### REQUIREMENT
List, from the lines below, each one with "before" in it.
— START DATASET ROWS —
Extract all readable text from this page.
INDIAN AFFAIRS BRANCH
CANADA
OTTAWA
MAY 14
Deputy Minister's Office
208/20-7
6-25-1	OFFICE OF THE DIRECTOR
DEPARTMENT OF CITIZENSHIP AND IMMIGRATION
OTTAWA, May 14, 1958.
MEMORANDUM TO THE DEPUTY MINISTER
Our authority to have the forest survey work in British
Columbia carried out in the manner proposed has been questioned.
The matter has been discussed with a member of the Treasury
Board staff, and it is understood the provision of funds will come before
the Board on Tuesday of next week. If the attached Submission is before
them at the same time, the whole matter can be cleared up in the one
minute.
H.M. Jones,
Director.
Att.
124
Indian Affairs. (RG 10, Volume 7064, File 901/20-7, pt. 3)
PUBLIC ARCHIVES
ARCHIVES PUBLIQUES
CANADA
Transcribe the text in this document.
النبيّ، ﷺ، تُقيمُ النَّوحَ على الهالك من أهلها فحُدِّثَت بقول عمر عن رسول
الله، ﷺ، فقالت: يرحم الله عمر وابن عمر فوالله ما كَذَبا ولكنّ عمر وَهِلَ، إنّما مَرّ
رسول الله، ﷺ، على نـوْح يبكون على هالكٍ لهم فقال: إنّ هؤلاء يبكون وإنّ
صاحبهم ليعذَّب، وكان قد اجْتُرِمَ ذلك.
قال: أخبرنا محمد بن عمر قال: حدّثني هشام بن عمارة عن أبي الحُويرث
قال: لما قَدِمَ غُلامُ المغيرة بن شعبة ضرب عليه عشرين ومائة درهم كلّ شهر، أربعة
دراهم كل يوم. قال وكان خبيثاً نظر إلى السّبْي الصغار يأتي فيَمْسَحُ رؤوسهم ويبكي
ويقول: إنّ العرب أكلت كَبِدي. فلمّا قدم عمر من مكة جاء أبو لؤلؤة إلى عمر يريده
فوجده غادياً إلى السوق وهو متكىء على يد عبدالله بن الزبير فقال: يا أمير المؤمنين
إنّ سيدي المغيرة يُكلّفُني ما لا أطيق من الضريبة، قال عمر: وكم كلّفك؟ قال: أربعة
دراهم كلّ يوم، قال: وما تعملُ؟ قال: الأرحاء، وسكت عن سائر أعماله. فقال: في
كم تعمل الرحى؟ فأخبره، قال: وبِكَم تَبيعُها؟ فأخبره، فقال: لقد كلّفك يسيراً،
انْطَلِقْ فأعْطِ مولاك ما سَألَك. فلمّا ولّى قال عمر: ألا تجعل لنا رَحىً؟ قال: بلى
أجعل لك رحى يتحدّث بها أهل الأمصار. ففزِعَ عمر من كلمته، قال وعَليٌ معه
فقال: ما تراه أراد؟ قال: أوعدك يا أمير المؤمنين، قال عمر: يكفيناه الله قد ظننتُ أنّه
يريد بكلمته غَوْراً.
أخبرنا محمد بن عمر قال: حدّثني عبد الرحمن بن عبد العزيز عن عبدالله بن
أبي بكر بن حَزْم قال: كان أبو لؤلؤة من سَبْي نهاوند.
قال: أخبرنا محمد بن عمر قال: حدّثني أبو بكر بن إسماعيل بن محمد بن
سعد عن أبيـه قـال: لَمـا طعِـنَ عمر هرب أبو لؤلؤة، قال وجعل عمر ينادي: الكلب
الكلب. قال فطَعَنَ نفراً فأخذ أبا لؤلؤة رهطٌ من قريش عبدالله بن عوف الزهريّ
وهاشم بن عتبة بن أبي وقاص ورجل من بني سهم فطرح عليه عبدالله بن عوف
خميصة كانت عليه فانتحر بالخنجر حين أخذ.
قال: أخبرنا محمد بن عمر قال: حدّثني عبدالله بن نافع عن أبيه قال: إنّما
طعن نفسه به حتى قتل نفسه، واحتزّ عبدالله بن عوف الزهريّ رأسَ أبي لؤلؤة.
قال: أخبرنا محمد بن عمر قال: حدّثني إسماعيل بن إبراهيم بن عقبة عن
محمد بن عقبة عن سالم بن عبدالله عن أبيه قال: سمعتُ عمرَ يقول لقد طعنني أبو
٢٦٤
— END DATASET ROWS —
### FINISHED EXERCISE
Board staff, and it is understood the provision of funds will come before
the Board on Tuesday of next week. If the attached Submission is before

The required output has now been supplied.